▶ TASK INSTRUCTIONS:
Here are some records. Copy each one exactly.

▶ DATA FOR THIS TASK:
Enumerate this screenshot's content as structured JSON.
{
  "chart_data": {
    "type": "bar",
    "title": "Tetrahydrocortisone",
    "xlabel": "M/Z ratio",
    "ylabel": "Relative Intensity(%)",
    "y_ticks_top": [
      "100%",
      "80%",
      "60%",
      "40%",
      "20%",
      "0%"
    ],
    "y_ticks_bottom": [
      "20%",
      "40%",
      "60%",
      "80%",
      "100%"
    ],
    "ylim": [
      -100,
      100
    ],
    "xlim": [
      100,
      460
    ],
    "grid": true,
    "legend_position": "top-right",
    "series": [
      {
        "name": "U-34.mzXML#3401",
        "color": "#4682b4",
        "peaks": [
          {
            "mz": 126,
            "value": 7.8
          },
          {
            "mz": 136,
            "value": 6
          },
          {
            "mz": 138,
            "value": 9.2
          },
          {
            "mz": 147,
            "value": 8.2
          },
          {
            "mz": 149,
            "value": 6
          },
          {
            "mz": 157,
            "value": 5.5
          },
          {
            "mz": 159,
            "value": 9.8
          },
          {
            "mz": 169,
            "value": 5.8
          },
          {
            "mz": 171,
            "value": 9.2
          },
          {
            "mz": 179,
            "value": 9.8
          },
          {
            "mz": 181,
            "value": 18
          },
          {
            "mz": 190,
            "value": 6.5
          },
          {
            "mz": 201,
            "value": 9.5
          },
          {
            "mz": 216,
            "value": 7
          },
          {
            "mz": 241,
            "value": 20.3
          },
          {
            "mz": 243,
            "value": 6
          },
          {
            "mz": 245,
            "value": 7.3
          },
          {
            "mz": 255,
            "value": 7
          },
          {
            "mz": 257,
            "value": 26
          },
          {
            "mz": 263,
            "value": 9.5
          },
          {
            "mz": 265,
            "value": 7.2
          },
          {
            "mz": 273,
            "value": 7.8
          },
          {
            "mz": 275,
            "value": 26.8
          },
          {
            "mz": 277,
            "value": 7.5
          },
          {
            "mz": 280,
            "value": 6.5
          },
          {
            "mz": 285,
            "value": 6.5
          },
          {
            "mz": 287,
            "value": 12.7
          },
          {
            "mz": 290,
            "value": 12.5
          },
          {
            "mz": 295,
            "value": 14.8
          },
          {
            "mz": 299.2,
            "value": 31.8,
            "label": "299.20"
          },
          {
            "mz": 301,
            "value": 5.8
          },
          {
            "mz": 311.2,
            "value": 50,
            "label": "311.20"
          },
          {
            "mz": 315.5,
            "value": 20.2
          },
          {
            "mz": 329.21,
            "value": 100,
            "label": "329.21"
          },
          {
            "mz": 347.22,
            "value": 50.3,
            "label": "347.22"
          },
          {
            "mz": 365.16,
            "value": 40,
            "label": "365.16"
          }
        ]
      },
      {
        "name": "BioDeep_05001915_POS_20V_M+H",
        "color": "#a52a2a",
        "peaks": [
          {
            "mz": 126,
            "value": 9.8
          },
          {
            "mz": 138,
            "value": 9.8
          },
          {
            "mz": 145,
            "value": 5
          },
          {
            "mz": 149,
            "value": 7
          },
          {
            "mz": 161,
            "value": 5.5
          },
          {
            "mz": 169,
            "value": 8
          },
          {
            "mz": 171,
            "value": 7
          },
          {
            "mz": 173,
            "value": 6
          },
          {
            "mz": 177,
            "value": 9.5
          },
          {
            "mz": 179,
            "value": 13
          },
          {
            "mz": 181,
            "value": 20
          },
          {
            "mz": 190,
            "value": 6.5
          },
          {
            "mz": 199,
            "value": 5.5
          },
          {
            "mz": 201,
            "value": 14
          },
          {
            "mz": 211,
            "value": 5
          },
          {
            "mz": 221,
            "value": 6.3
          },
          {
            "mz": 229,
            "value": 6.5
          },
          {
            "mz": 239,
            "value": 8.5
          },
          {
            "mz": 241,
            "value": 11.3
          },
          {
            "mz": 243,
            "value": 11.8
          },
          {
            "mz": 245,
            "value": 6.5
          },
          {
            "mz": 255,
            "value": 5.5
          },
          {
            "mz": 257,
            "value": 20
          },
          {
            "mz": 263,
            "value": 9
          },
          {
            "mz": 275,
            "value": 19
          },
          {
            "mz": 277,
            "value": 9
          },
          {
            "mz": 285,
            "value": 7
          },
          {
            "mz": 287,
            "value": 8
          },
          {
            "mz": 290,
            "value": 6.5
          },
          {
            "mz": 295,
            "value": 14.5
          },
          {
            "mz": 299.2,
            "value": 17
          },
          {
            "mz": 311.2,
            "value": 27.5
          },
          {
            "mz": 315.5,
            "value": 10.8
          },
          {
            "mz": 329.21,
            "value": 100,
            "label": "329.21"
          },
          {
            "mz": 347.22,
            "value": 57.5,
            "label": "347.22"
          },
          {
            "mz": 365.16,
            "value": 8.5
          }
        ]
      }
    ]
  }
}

▶ REPLY TO THE TASK:
Enumerate this screenshot's content as structured JSON.
{
  "chart_data": {
    "type": "bar",
    "title": "Tetrahydrocortisone",
    "xlabel": "M/Z ratio",
    "ylabel": "Relative Intensity(%)",
    "y_ticks_top": [
      "100%",
      "80%",
      "60%",
      "40%",
      "20%",
      "0%"
    ],
    "y_ticks_bottom": [
      "20%",
      "40%",
      "60%",
      "80%",
      "100%"
    ],
    "ylim": [
      -100,
      100
    ],
    "xlim": [
      100,
      460
    ],
    "grid": true,
    "legend_position": "top-right",
    "series": [
      {
        "name": "U-34.mzXML#3401",
        "color": "#4682b4",
        "peaks": [
          {
            "mz": 126,
            "value": 7.8
          },
          {
            "mz": 136,
            "value": 6
          },
          {
            "mz": 138,
            "value": 9.2
          },
          {
            "mz": 147,
            "value": 8.2
          },
          {
            "mz": 149,
            "value": 6
          },
          {
            "mz": 157,
            "value": 5.5
          },
          {
            "mz": 159,
            "value": 9.8
          },
          {
            "mz": 169,
            "value": 5.8
          },
          {
            "mz": 171,
            "value": 9.2
          },
          {
            "mz": 179,
            "value": 9.8
          },
          {
            "mz": 181,
            "value": 18
          },
          {
            "mz": 190,
            "value": 6.5
          },
          {
            "mz": 201,
            "value": 9.5
          },
          {
            "mz": 216,
            "value": 7
          },
          {
            "mz": 241,
            "value": 20.3
          },
          {
            "mz": 243,
            "value": 6
          },
          {
            "mz": 245,
            "value": 7.3
          },
          {
            "mz": 255,
            "value": 7
          },
          {
            "mz": 257,
            "value": 26
          },
          {
            "mz": 263,
            "value": 9.5
          },
          {
            "mz": 265,
            "value": 7.2
          },
          {
            "mz": 273,
            "value": 7.8
          },
          {
            "mz": 275,
            "value": 26.8
          },
          {
            "mz": 277,
            "value": 7.5
          },
          {
            "mz": 280,
            "value": 6.5
          },
          {
            "mz": 285,
            "value": 6.5
          },
          {
            "mz": 287,
            "value": 12.7
          },
          {
            "mz": 290,
            "value": 12.5
          },
          {
            "mz": 295,
            "value": 14.8
          },
          {
            "mz": 299.2,
            "value": 31.8,
            "label": "299.20"
          },
          {
            "mz": 301,
            "value": 5.8
          },
          {
            "mz": 311.2,
            "value": 50,
            "label": "311.20"
          },
          {
            "mz": 315.5,
            "value": 20.2
          },
          {
            "mz": 329.21,
            "value": 100,
            "label": "329.21"
          },
          {
            "mz": 347.22,
            "value": 50.3,
            "label": "347.22"
          },
          {
            "mz": 365.16,
            "value": 40,
            "label": "365.16"
          }
        ]
      },
      {
        "name": "BioDeep_05001915_POS_20V_M+H",
        "color": "#a52a2a",
        "peaks": [
          {
            "mz": 126,
            "value": 9.8
          },
          {
            "mz": 138,
            "value": 9.8
          },
          {
            "mz": 145,
            "value": 5
          },
          {
            "mz": 149,
            "value": 7
          },
          {
            "mz": 161,
            "value": 5.5
          },
          {
            "mz": 169,
            "value": 8
          },
          {
            "mz": 171,
            "value": 7
          },
          {
            "mz": 173,
            "value": 6
          },
          {
            "mz": 177,
            "value": 9.5
          },
          {
            "mz": 179,
            "value": 13
          },
          {
            "mz": 181,
            "value": 20
          },
          {
            "mz": 190,
            "value": 6.5
          },
          {
            "mz": 199,
            "value": 5.5
          },
          {
            "mz": 201,
            "value": 14
          },
          {
            "mz": 211,
            "value": 5
          },
          {
            "mz": 221,
            "value": 6.3
          },
          {
            "mz": 229,
            "value": 6.5
          },
          {
            "mz": 239,
            "value": 8.5
          },
          {
            "mz": 241,
            "value": 11.3
          },
          {
            "mz": 243,
            "value": 11.8
          },
          {
            "mz": 245,
            "value": 6.5
          },
          {
            "mz": 255,
            "value": 5.5
          },
          {
            "mz": 257,
            "value": 20
          },
          {
            "mz": 263,
            "value": 9
          },
          {
            "mz": 275,
            "value": 19
          },
          {
            "mz": 277,
            "value": 9
          },
          {
            "mz": 285,
            "value": 7
          },
          {
            "mz": 287,
            "value": 8
          },
          {
            "mz": 290,
            "value": 6.5
          },
          {
            "mz": 295,
            "value": 14.5
          },
          {
            "mz": 299.2,
            "value": 17
          },
          {
            "mz": 311.2,
            "value": 27.5
          },
          {
            "mz": 315.5,
            "value": 10.8
          },
          {
            "mz": 329.21,
            "value": 100,
            "label": "329.21"
          },
          {
            "mz": 347.22,
            "value": 57.5,
            "label": "347.22"
          },
          {
            "mz": 365.16,
            "value": 8.5
          }
        ]
      }
    ]
  }
}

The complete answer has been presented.